— START ENTRIES SHOWN —

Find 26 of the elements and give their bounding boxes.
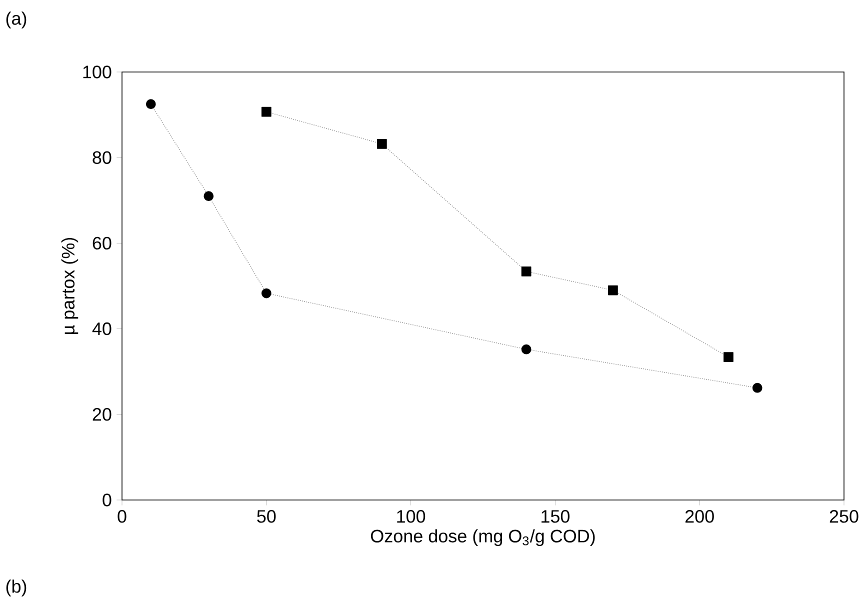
point: [521, 266, 532, 276]
point: [521, 344, 532, 354]
y-tick-label: 20: [92, 408, 112, 421]
y-tick-label: 100: [83, 66, 112, 78]
y-tick-label: 0: [102, 494, 112, 506]
text: (b): [6, 580, 26, 596]
point: [261, 288, 272, 298]
point: [146, 99, 156, 110]
y-tick-label: 40: [92, 322, 112, 336]
point: [376, 138, 387, 149]
point: [752, 382, 762, 393]
x-axis-title: Ozone dose (mg O$_{3}$/g COD): [370, 529, 595, 546]
y-tick-label: 60: [92, 236, 112, 250]
x-tick-label: 250: [830, 510, 858, 523]
x-tick-label: 50: [257, 510, 276, 523]
x-tick-label: 200: [685, 510, 714, 523]
point: [261, 106, 272, 117]
x-tick-label: 150: [542, 510, 570, 523]
y-axis-title: µ partox (%): [61, 238, 78, 334]
point: [724, 352, 734, 362]
y-tick-label: 80: [92, 151, 112, 164]
x-tick-label: 0: [118, 510, 126, 523]
point: [204, 191, 214, 202]
text: (a): [6, 12, 26, 28]
x-tick-label: 100: [397, 510, 426, 523]
point: [608, 285, 618, 296]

— END ENTRIES SHOWN —

### [GIVEN PROBLEM]
Copy the listing word for word, leaving out the picture.

### [RESPONSE]
Find 26 of the elements and give their bounding boxes.
point: [521, 266, 532, 276]
point: [521, 344, 532, 354]
y-tick-label: 20: [92, 408, 112, 421]
y-tick-label: 100: [83, 66, 112, 78]
y-tick-label: 0: [102, 494, 112, 506]
text: (b): [6, 580, 26, 596]
point: [261, 288, 272, 298]
point: [146, 99, 156, 110]
y-tick-label: 40: [92, 322, 112, 336]
point: [376, 138, 387, 149]
point: [752, 382, 762, 393]
x-axis-title: Ozone dose (mg O$_{3}$/g COD): [370, 529, 595, 546]
y-tick-label: 60: [92, 236, 112, 250]
x-tick-label: 250: [830, 510, 858, 523]
x-tick-label: 50: [257, 510, 276, 523]
x-tick-label: 200: [685, 510, 714, 523]
point: [261, 106, 272, 117]
x-tick-label: 150: [542, 510, 570, 523]
y-axis-title: µ partox (%): [61, 238, 78, 334]
point: [724, 352, 734, 362]
y-tick-label: 80: [92, 151, 112, 164]
x-tick-label: 0: [118, 510, 126, 523]
point: [204, 191, 214, 202]
text: (a): [6, 12, 26, 28]
x-tick-label: 100: [397, 510, 426, 523]
point: [608, 285, 618, 296]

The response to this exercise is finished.